:: Data to process

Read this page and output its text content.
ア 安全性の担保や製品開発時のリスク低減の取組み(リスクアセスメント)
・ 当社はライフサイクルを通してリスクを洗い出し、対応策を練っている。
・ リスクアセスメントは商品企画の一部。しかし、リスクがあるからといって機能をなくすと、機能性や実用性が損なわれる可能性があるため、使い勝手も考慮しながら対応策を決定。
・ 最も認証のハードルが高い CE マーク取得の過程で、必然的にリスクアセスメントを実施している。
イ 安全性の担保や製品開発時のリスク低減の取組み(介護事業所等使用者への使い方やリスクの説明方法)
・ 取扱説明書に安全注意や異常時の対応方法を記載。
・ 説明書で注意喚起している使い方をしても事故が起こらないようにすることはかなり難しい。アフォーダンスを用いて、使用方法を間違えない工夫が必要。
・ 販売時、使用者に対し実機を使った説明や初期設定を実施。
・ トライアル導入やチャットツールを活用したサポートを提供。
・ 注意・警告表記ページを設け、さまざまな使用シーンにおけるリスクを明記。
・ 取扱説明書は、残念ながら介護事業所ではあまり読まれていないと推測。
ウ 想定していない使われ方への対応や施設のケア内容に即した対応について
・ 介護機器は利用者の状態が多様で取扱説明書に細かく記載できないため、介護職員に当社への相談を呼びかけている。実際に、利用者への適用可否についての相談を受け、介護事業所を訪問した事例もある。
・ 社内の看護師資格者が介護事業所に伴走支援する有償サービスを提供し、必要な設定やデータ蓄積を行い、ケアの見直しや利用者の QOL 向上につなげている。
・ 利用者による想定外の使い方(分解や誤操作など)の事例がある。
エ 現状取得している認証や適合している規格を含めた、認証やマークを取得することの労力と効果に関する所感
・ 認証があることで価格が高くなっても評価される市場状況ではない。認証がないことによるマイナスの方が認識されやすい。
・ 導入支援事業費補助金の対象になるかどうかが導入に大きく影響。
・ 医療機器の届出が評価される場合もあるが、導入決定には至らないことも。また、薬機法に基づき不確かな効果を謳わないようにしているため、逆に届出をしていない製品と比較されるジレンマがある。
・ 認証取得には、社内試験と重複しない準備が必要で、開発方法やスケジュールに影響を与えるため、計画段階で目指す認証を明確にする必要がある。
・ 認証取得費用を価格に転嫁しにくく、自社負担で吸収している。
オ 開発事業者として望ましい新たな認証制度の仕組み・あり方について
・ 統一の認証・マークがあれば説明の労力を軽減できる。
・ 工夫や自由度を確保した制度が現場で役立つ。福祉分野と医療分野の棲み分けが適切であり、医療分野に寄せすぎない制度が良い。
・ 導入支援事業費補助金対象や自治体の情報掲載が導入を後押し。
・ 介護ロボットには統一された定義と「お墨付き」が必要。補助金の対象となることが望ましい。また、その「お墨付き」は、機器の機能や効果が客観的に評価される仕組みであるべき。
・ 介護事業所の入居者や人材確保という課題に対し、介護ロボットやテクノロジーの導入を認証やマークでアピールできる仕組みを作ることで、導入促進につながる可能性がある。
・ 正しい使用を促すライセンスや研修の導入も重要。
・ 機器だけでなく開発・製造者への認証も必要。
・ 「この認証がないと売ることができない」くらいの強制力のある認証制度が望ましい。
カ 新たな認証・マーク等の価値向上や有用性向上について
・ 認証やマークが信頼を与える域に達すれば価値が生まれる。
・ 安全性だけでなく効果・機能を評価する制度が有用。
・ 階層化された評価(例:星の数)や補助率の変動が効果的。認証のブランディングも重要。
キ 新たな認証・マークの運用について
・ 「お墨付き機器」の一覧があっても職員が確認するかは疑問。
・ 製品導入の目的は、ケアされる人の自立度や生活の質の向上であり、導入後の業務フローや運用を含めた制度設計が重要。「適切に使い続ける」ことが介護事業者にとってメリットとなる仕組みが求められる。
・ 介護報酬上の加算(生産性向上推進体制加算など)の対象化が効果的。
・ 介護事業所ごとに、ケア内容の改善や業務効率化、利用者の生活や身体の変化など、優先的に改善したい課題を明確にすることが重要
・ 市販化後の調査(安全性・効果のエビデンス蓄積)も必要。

::::

Show every line from the entries above in which "安全性の担保や製品開発時のリスク低減の取組み" appears.

> **Task response**:
ア 安全性の担保や製品開発時のリスク低減の取組み(リスクアセスメント)
イ 安全性の担保や製品開発時のリスク低減の取組み(介護事業所等使用者への使い方やリスクの説明方法)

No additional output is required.